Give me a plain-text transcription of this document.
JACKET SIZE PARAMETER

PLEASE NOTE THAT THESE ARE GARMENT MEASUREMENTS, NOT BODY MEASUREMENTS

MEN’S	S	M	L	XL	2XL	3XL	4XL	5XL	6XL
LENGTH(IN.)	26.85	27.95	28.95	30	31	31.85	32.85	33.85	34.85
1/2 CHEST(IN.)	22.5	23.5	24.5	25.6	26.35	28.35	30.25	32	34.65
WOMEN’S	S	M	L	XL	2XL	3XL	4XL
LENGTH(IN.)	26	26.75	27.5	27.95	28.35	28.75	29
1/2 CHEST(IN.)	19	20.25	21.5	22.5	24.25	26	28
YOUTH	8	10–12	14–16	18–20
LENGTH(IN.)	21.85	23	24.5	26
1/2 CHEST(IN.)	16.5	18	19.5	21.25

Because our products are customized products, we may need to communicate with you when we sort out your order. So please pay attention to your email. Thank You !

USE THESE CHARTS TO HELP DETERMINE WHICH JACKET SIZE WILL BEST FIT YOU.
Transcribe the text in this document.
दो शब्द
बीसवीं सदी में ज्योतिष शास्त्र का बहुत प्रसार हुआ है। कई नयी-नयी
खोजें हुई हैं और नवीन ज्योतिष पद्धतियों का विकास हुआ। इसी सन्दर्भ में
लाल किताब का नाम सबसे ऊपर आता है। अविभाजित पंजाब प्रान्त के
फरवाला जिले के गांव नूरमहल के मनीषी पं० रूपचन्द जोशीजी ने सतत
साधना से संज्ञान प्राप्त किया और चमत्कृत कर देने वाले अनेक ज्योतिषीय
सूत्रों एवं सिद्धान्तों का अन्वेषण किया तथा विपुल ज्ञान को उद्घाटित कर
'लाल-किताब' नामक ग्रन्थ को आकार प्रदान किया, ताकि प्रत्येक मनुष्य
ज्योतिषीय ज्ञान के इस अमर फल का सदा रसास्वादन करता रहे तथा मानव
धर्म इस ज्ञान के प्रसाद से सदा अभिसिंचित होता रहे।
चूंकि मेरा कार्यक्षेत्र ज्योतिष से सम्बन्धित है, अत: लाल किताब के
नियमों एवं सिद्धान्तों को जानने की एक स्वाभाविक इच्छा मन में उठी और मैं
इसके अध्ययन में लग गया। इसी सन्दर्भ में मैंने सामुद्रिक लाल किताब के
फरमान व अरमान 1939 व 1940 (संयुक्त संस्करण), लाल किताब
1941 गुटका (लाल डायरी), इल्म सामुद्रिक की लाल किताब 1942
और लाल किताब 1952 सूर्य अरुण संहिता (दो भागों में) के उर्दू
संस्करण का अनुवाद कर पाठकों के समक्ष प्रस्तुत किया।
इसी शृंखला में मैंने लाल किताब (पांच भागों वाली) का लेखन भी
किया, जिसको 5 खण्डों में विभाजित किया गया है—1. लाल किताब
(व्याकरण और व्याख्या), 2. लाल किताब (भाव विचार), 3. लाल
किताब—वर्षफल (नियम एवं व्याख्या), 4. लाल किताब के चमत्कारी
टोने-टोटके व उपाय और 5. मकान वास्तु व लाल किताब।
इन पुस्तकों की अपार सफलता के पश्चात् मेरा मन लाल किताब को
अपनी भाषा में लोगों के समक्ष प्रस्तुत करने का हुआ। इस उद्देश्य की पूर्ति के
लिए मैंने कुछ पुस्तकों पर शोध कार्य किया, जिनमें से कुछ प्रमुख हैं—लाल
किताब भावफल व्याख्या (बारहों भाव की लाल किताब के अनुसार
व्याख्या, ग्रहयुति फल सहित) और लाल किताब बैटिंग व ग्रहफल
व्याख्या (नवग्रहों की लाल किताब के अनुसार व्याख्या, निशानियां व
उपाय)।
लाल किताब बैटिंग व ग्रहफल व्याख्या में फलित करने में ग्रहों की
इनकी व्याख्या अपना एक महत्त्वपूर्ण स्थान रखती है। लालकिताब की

• [What is asked]:
Please quote exactly the lines from the one containing "Transcribe the text in this document." through the last line of the records above, both included, and nothing else.

• [Answer to the task]:
Transcribe the text in this document.
दो शब्द
बीसवीं सदी में ज्योतिष शास्त्र का बहुत प्रसार हुआ है। कई नयी-नयी
खोजें हुई हैं और नवीन ज्योतिष पद्धतियों का विकास हुआ। इसी सन्दर्भ में
लाल किताब का नाम सबसे ऊपर आता है। अविभाजित पंजाब प्रान्त के
फरवाला जिले के गांव नूरमहल के मनीषी पं० रूपचन्द जोशीजी ने सतत
साधना से संज्ञान प्राप्त किया और चमत्कृत कर देने वाले अनेक ज्योतिषीय
सूत्रों एवं सिद्धान्तों का अन्वेषण किया तथा विपुल ज्ञान को उद्घाटित कर
'लाल-किताब' नामक ग्रन्थ को आकार प्रदान किया, ताकि प्रत्येक मनुष्य
ज्योतिषीय ज्ञान के इस अमर फल का सदा रसास्वादन करता रहे तथा मानव
धर्म इस ज्ञान के प्रसाद से सदा अभिसिंचित होता रहे।
चूंकि मेरा कार्यक्षेत्र ज्योतिष से सम्बन्धित है, अत: लाल किताब के
नियमों एवं सिद्धान्तों को जानने की एक स्वाभाविक इच्छा मन में उठी और मैं
इसके अध्ययन में लग गया। इसी सन्दर्भ में मैंने सामुद्रिक लाल किताब के
फरमान व अरमान 1939 व 1940 (संयुक्त संस्करण), लाल किताब
1941 गुटका (लाल डायरी), इल्म सामुद्रिक की लाल किताब 1942
और लाल किताब 1952 सूर्य अरुण संहिता (दो भागों में) के उर्दू
संस्करण का अनुवाद कर पाठकों के समक्ष प्रस्तुत किया।
इसी शृंखला में मैंने लाल किताब (पांच भागों वाली) का लेखन भी
किया, जिसको 5 खण्डों में विभाजित किया गया है—1. लाल किताब
(व्याकरण और व्याख्या), 2. लाल किताब (भाव विचार), 3. लाल
किताब—वर्षफल (नियम एवं व्याख्या), 4. लाल किताब के चमत्कारी
टोने-टोटके व उपाय और 5. मकान वास्तु व लाल किताब।
इन पुस्तकों की अपार सफलता के पश्चात् मेरा मन लाल किताब को
अपनी भाषा में लोगों के समक्ष प्रस्तुत करने का हुआ। इस उद्देश्य की पूर्ति के
लिए मैंने कुछ पुस्तकों पर शोध कार्य किया, जिनमें से कुछ प्रमुख हैं—लाल
किताब भावफल व्याख्या (बारहों भाव की लाल किताब के अनुसार
व्याख्या, ग्रहयुति फल सहित) और लाल किताब बैटिंग व ग्रहफल
व्याख्या (नवग्रहों की लाल किताब के अनुसार व्याख्या, निशानियां व
उपाय)।
लाल किताब बैटिंग व ग्रहफल व्याख्या में फलित करने में ग्रहों की
इनकी व्याख्या अपना एक महत्त्वपूर्ण स्थान रखती है। लालकिताब की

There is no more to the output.